What you should do: Determine the number of lines where "далее" occurs and reply with that number by itself.

Material shown:

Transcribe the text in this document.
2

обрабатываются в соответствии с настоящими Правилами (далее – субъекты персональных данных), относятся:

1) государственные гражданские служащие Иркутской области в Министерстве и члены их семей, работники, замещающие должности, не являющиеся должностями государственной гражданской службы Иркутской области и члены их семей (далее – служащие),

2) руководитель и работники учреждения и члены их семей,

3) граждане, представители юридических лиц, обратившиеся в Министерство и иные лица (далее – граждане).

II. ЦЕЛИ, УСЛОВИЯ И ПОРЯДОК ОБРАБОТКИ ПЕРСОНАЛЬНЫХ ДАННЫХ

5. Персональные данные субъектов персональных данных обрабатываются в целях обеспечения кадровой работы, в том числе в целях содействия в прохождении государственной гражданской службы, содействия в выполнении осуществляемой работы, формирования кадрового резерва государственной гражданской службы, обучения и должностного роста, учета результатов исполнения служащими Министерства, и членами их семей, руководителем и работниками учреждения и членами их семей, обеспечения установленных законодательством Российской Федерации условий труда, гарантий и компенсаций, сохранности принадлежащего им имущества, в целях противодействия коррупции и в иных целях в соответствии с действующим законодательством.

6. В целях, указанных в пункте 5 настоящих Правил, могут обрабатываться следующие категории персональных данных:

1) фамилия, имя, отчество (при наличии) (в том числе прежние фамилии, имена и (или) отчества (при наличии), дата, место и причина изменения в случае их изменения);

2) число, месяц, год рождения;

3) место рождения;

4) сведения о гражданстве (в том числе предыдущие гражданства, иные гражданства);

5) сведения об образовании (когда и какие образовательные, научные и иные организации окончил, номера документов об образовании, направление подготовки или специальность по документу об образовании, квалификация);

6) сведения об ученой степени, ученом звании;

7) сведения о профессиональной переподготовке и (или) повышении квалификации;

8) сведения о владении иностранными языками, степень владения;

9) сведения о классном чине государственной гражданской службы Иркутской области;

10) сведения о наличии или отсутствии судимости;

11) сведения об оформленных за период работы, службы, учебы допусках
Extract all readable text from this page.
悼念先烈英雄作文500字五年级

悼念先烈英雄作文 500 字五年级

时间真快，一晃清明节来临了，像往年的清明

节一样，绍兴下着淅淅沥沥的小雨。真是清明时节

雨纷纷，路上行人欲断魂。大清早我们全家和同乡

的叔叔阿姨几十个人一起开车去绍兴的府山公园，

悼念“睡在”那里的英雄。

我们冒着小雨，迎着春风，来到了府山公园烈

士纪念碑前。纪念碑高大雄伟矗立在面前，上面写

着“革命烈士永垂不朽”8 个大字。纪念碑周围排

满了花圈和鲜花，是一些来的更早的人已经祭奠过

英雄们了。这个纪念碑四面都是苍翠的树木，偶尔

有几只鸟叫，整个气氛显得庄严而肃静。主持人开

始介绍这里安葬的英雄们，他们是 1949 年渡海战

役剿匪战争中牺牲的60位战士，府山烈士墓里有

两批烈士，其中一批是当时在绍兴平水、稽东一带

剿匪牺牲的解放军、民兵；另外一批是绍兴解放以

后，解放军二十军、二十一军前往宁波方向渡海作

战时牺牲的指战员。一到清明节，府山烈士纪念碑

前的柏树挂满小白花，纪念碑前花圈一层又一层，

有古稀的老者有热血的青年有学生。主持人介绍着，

Right answer: 3